» EXTRACTED ENTRIES

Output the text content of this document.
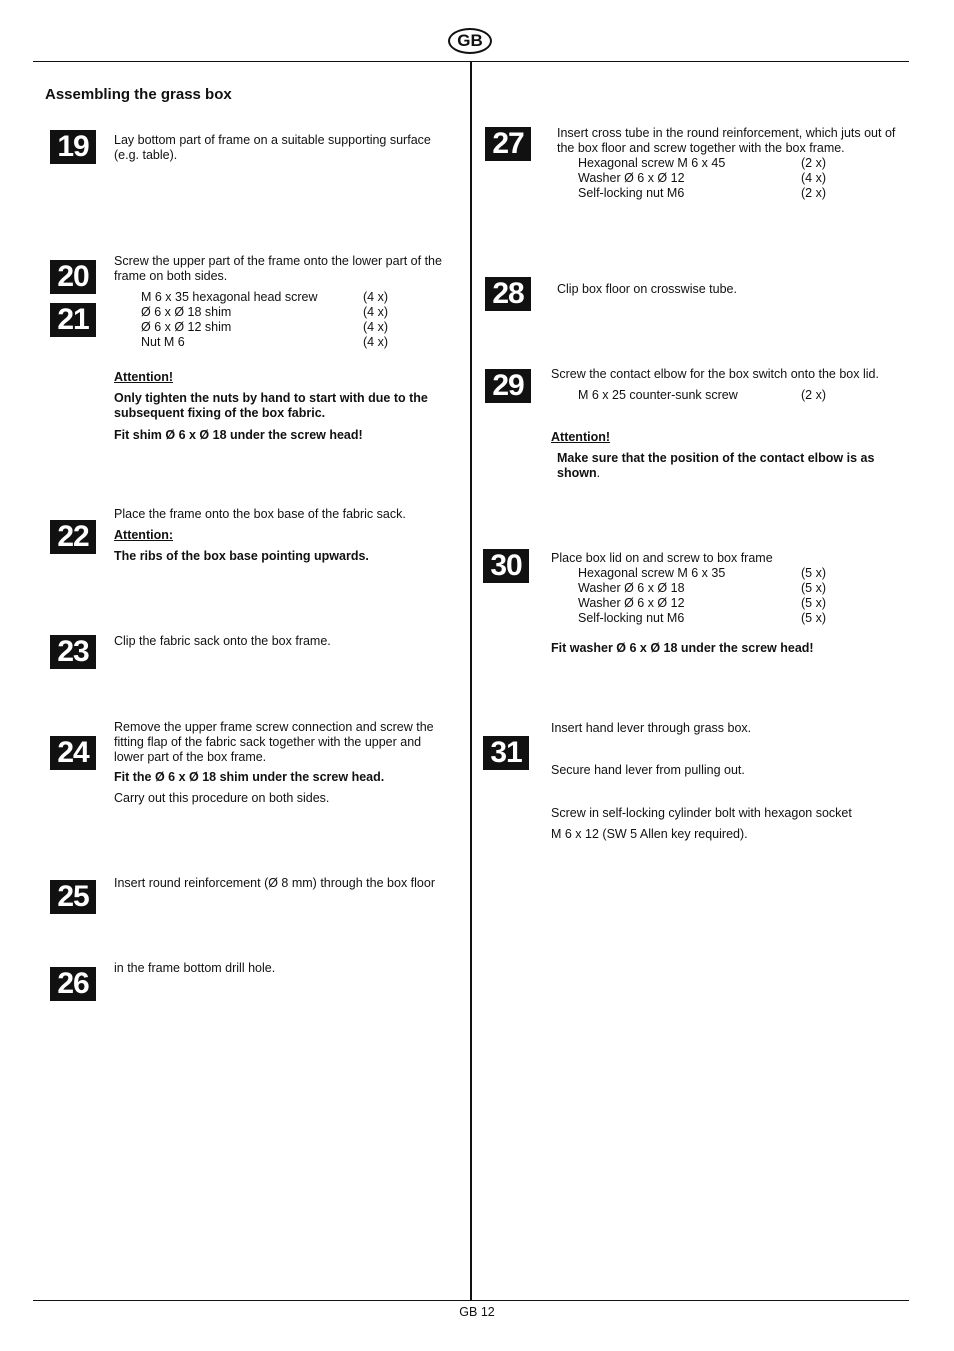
GB
Assembling the grass box
19	Lay bottom part of frame on a suitable supporting surface (e.g. table).
20
21
Screw the upper part of the frame onto the lower part of the frame on both sides.
M 6 x 35 hexagonal head screw	(4 x)
Ø 6 x Ø 18 shim	(4 x)
Ø 6 x Ø 12 shim	(4 x)
Nut M 6	(4 x)
Attention!
Only tighten the nuts by hand to start with due to the subsequent fixing of the box fabric.
Fit shim Ø 6 x Ø 18 under the screw head!
Place the frame onto the box base of the fabric sack.
22	Attention:
The ribs of the box base pointing upwards.
23	Clip the fabric sack onto the box frame.
Remove the upper frame screw connection and screw the fitting flap of the fabric sack together with the upper and lower part of the box frame.
24
Fit the Ø 6 x Ø 18 shim under the screw head.
Carry out this procedure on both sides.
25	Insert round reinforcement (Ø 8 mm) through the box floor
26	in the frame bottom drill hole.
27	Insert cross tube in the round reinforcement, which juts out of the box floor and screw together with the box frame.
Hexagonal screw M 6 x 45	(2 x)
Washer Ø 6 x Ø 12	(4 x)
Self-locking nut M6	(2 x)
28	Clip box floor on crosswise tube.
29	Screw the contact elbow for the box switch onto the box lid.
M 6 x 25 counter-sunk screw	(2 x)
Attention!
Make sure that the position of the contact elbow is as shown.
30	Place box lid on and screw to box frame
Hexagonal screw M 6 x 35	(5 x)
Washer Ø 6 x Ø 18	(5 x)
Washer Ø 6 x Ø 12	(5 x)
Self-locking nut M6	(5 x)
Fit washer Ø 6 x Ø 18 under the screw head!
Insert hand lever through grass box.
31
Secure hand lever from pulling out.
Screw in self-locking cylinder bolt with hexagon socket
M 6 x 12 (SW 5 Allen key required).
GB 12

» TO BE DONE
Without including any pictures, please restate all the records exactly.

» THE COMPLETED TASK
Output the text content of this document.
GB
Assembling the grass box
19	Lay bottom part of frame on a suitable supporting surface (e.g. table).
20
21
Screw the upper part of the frame onto the lower part of the frame on both sides.
M 6 x 35 hexagonal head screw	(4 x)
Ø 6 x Ø 18 shim	(4 x)
Ø 6 x Ø 12 shim	(4 x)
Nut M 6	(4 x)
Attention!
Only tighten the nuts by hand to start with due to the subsequent fixing of the box fabric.
Fit shim Ø 6 x Ø 18 under the screw head!
Place the frame onto the box base of the fabric sack.
22	Attention:
The ribs of the box base pointing upwards.
23	Clip the fabric sack onto the box frame.
Remove the upper frame screw connection and screw the fitting flap of the fabric sack together with the upper and lower part of the box frame.
24
Fit the Ø 6 x Ø 18 shim under the screw head.
Carry out this procedure on both sides.
25	Insert round reinforcement (Ø 8 mm) through the box floor
26	in the frame bottom drill hole.
27	Insert cross tube in the round reinforcement, which juts out of the box floor and screw together with the box frame.
Hexagonal screw M 6 x 45	(2 x)
Washer Ø 6 x Ø 12	(4 x)
Self-locking nut M6	(2 x)
28	Clip box floor on crosswise tube.
29	Screw the contact elbow for the box switch onto the box lid.
M 6 x 25 counter-sunk screw	(2 x)
Attention!
Make sure that the position of the contact elbow is as shown.
30	Place box lid on and screw to box frame
Hexagonal screw M 6 x 35	(5 x)
Washer Ø 6 x Ø 18	(5 x)
Washer Ø 6 x Ø 12	(5 x)
Self-locking nut M6	(5 x)
Fit washer Ø 6 x Ø 18 under the screw head!
Insert hand lever through grass box.
31
Secure hand lever from pulling out.
Screw in self-locking cylinder bolt with hexagon socket
M 6 x 12 (SW 5 Allen key required).
GB 12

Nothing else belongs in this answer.